Task to carry out: Count the lines in the material below that contain the string "click", and reply with only the number.

Supplied data:
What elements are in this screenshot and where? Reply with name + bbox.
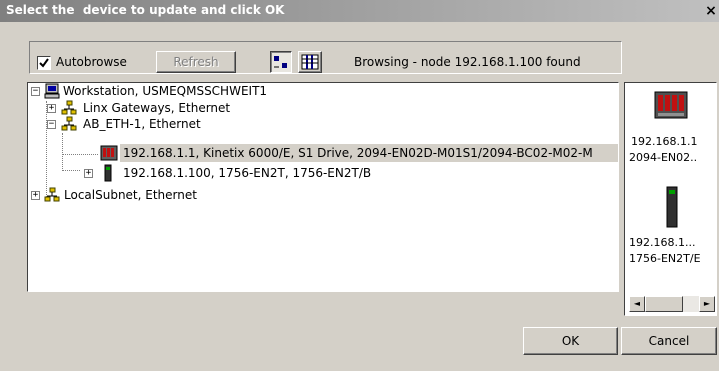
network-icon: [61, 100, 77, 115]
side-item-line2: 2094-EN02..: [629, 151, 698, 164]
scroll-thumb[interactable]: [645, 296, 683, 312]
autobrowse-label[interactable]: Autobrowse: [56, 55, 127, 69]
drive-icon: [100, 145, 118, 161]
tree-node-localsubnet[interactable]: + LocalSubnet, Ethernet: [28, 187, 618, 203]
module-icon: [666, 186, 678, 228]
tree-node-label: AB_ETH-1, Ethernet: [83, 117, 201, 131]
browse-status-text: Browsing - node 192.168.1.100 found: [354, 55, 581, 69]
tree-node-label: 192.168.1.1, Kinetix 6000/E, S1 Drive, 2…: [123, 146, 593, 160]
module-icon: [104, 164, 112, 182]
side-item-drive[interactable]: 192.168.1.1 2094-EN02..: [625, 83, 716, 183]
device-tree[interactable]: − Workstation, USMEQMSSCHWEIT1 + Linx Ga…: [27, 82, 619, 292]
collapse-icon[interactable]: −: [47, 120, 56, 129]
collapse-icon[interactable]: −: [31, 87, 40, 96]
window-title: Select the device to update and click OK: [6, 3, 285, 17]
workstation-icon: [44, 83, 60, 99]
ok-button[interactable]: OK: [523, 327, 618, 355]
drive-icon: [654, 91, 688, 119]
scroll-right-icon[interactable]: ►: [699, 296, 715, 312]
tree-node-label: 192.168.1.100, 1756-EN2T, 1756-EN2T/B: [123, 166, 372, 180]
tree-node-label: LocalSubnet, Ethernet: [64, 188, 197, 202]
side-item-module[interactable]: 192.168.1... 1756-EN2T/E: [625, 178, 716, 288]
expand-icon[interactable]: +: [84, 169, 93, 178]
tree-node-label: Linx Gateways, Ethernet: [83, 101, 231, 115]
large-icons-view-button[interactable]: [298, 51, 322, 73]
large-icons-view-icon: [301, 54, 319, 70]
cancel-button[interactable]: Cancel: [621, 327, 717, 355]
network-icon: [44, 187, 60, 202]
close-icon[interactable]: ×: [703, 4, 719, 18]
expand-icon[interactable]: +: [47, 104, 56, 113]
side-item-line2: 1756-EN2T/E: [629, 252, 701, 265]
horizontal-scrollbar[interactable]: ◄ ►: [629, 296, 715, 312]
network-icon: [61, 116, 77, 131]
tree-node-1756-en2t[interactable]: + 192.168.1.100, 1756-EN2T, 1756-EN2T/B: [28, 164, 618, 182]
expand-icon[interactable]: +: [31, 191, 40, 200]
tree-node-ab-eth-1[interactable]: − AB_ETH-1, Ethernet: [28, 116, 618, 132]
side-item-line1: 192.168.1...: [629, 236, 696, 249]
tree-node-kinetix-drive[interactable]: 192.168.1.1, Kinetix 6000/E, S1 Drive, 2…: [28, 144, 618, 162]
small-icons-view-button[interactable]: [270, 51, 292, 73]
scroll-left-icon[interactable]: ◄: [629, 296, 645, 312]
refresh-button[interactable]: Refresh: [156, 51, 236, 73]
tree-node-label: Workstation, USMEQMSSCHWEIT1: [63, 84, 268, 98]
checkmark-icon: [39, 58, 49, 68]
small-icons-view-icon: [274, 56, 287, 68]
tree-node-linx-gateways[interactable]: + Linx Gateways, Ethernet: [28, 100, 618, 116]
device-icon-panel[interactable]: 192.168.1.1 2094-EN02.. 192.168.1... 175…: [624, 82, 717, 316]
tree-node-workstation[interactable]: − Workstation, USMEQMSSCHWEIT1: [28, 83, 618, 99]
side-item-line1: 192.168.1.1: [631, 135, 698, 148]
autobrowse-checkbox[interactable]: [37, 56, 51, 70]
title-bar: Select the device to update and click OK…: [0, 0, 719, 22]
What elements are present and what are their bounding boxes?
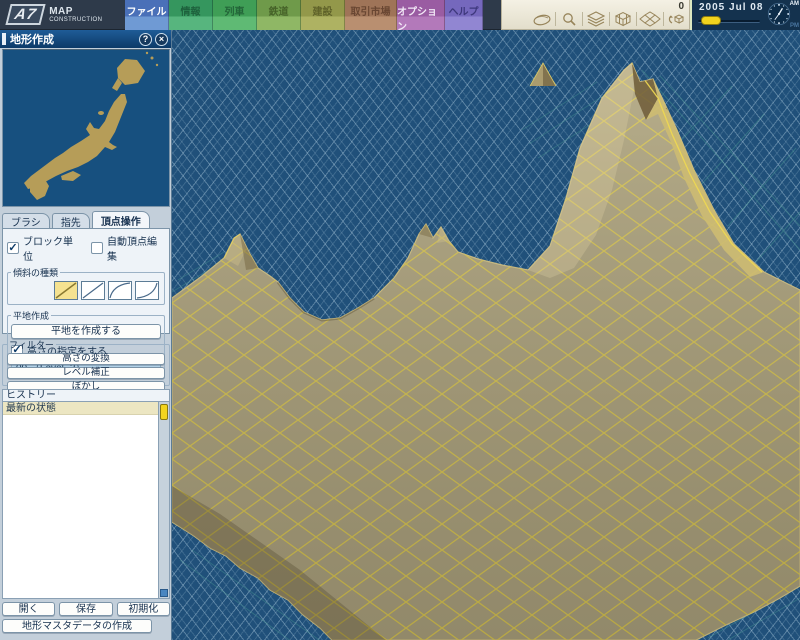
- menu-item-market[interactable]: 取引市場: [345, 0, 397, 30]
- terrain-tool-panel: 地形作成 ? × ブラシ 指先 頂点操作: [0, 30, 172, 640]
- app-logo: A7 MAP CONSTRUCTION: [0, 0, 125, 30]
- toolbar: 0: [501, 0, 690, 30]
- block-unit-label: ブロック単位: [23, 233, 81, 263]
- tab-fingertip[interactable]: 指先: [52, 213, 90, 228]
- panel-title: 地形作成: [10, 31, 139, 47]
- slope-type-legend: 傾斜の種類: [11, 266, 60, 279]
- auto-vertex-label: 自動頂点編集: [107, 233, 165, 263]
- master-data-row: 地形マスタデータの作成: [2, 619, 152, 633]
- am-label: AM: [790, 1, 799, 7]
- menu-bar: A7 MAP CONSTRUCTION ファイル 情報 列車 鉄道 建設 取引市…: [0, 0, 800, 30]
- slope-type-section: 傾斜の種類: [7, 266, 165, 305]
- block-unit-checkbox[interactable]: ✓: [7, 242, 19, 254]
- slope-convex-button[interactable]: [135, 281, 159, 300]
- toolbar-separator: [582, 12, 583, 26]
- initialize-button[interactable]: 初期化: [117, 602, 170, 616]
- create-flat-land-button[interactable]: 平地を作成する: [11, 324, 161, 339]
- flat-land-legend: 平地作成: [11, 309, 51, 322]
- toolbar-separator: [663, 12, 664, 26]
- help-button[interactable]: ?: [139, 33, 152, 46]
- pm-label: PM: [790, 23, 799, 29]
- height-convert-button[interactable]: 高さの変換: [7, 353, 165, 365]
- logo-line1: MAP: [49, 7, 102, 17]
- map-construction-window: A7 MAP CONSTRUCTION ファイル 情報 列車 鉄道 建設 取引市…: [0, 0, 800, 640]
- panel-footer: 開く 保存 初期化: [2, 602, 170, 616]
- rotate-view-icon[interactable]: [665, 11, 689, 28]
- toolbar-separator: [636, 12, 637, 26]
- history-scrollbar[interactable]: [158, 402, 169, 598]
- offshore-peak: [530, 63, 556, 86]
- slope-straight-selected-button[interactable]: [54, 281, 78, 300]
- tab-brush[interactable]: ブラシ: [2, 213, 50, 228]
- title-accent-bar: [2, 33, 6, 45]
- menu-gap: [483, 0, 501, 30]
- logo-line2: CONSTRUCTION: [49, 17, 102, 23]
- open-button[interactable]: 開く: [2, 602, 55, 616]
- analog-clock-icon: [766, 1, 792, 27]
- menu-item-rail[interactable]: 鉄道: [257, 0, 301, 30]
- menu-item-build[interactable]: 建設: [301, 0, 345, 30]
- block-layers-icon[interactable]: [611, 11, 635, 28]
- tab-vertex-operation[interactable]: 頂点操作: [92, 211, 150, 228]
- slope-straight-button[interactable]: [81, 281, 105, 300]
- filter-legend: フィルター: [7, 338, 56, 351]
- filter-section: フィルター 高さの変換 レベル補正 ぼかし: [2, 338, 170, 386]
- toolbar-separator: [555, 12, 556, 26]
- history-section: ヒストリー 最新の状態: [2, 389, 170, 599]
- japan-minimap[interactable]: [2, 49, 170, 207]
- terrain-landmass: [172, 63, 800, 640]
- clock-panel: 2005 Jul 08 AM PM: [690, 0, 800, 30]
- menu-item-info[interactable]: 情報: [169, 0, 213, 30]
- flat-view-icon[interactable]: [530, 11, 554, 28]
- zoom-icon[interactable]: [557, 11, 581, 28]
- auto-vertex-checkbox[interactable]: [91, 242, 103, 254]
- close-button[interactable]: ×: [155, 33, 168, 46]
- menu-item-train[interactable]: 列車: [213, 0, 257, 30]
- menu-item-file[interactable]: ファイル: [125, 0, 169, 30]
- time-slider[interactable]: [698, 20, 760, 23]
- save-button[interactable]: 保存: [59, 602, 112, 616]
- tool-tabs: ブラシ 指先 頂点操作: [2, 211, 170, 228]
- slope-concave-button[interactable]: [108, 281, 132, 300]
- level-correct-button[interactable]: レベル補正: [7, 367, 165, 379]
- history-scrollbar-thumb[interactable]: [160, 404, 168, 420]
- layer-stack-icon[interactable]: [584, 11, 608, 28]
- time-slider-thumb[interactable]: [701, 16, 721, 25]
- toolbar-separator: [609, 12, 610, 26]
- logo-a7-icon: A7: [5, 4, 45, 25]
- mesh-grid-icon[interactable]: [638, 11, 662, 28]
- game-date: 2005 Jul 08: [699, 2, 763, 13]
- panel-title-bar: 地形作成 ? ×: [0, 30, 171, 48]
- terrain-3d-viewport[interactable]: [172, 30, 800, 640]
- create-master-data-button[interactable]: 地形マスタデータの作成: [2, 619, 152, 633]
- history-item-latest[interactable]: 最新の状態: [3, 402, 158, 415]
- history-scrollbar-down-button[interactable]: [160, 589, 168, 597]
- vertex-tab-content: ✓ ブロック単位 自動頂点編集 傾斜の種類: [2, 228, 170, 334]
- history-list[interactable]: 最新の状態: [2, 401, 170, 599]
- history-label: ヒストリー: [2, 389, 170, 401]
- menu-item-help[interactable]: ヘルプ: [445, 0, 483, 30]
- menu-item-options[interactable]: オプション: [397, 0, 445, 30]
- terrain-mesh-render: [172, 30, 800, 640]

Problem solution: 2